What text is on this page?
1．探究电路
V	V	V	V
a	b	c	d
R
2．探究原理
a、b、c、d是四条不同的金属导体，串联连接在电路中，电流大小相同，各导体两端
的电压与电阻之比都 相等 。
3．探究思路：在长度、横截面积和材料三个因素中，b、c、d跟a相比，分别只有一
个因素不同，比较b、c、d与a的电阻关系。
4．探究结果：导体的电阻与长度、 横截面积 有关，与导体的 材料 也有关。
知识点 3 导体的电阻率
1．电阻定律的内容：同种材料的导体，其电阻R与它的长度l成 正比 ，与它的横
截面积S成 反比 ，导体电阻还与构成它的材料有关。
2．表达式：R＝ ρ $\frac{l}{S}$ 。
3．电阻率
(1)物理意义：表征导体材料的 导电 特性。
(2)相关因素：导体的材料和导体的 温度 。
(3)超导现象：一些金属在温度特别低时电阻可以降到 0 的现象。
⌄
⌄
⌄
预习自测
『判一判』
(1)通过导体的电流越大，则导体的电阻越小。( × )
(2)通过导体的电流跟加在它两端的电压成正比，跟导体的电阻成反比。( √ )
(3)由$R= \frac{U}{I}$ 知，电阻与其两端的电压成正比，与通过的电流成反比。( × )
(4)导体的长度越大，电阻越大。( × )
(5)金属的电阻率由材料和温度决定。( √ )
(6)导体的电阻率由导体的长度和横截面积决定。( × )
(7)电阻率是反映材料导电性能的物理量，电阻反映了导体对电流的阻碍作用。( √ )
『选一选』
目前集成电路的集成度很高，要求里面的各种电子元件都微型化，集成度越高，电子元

PROBLEM DETAILS: Go through the listing above and pull out each line containing the word "frac".

THE OUTPUT:
2．表达式：R＝ ρ $\frac{l}{S}$ 。
(3)由$R= \frac{U}{I}$ 知，电阻与其两端的电压成正比，与通过的电流成反比。( × )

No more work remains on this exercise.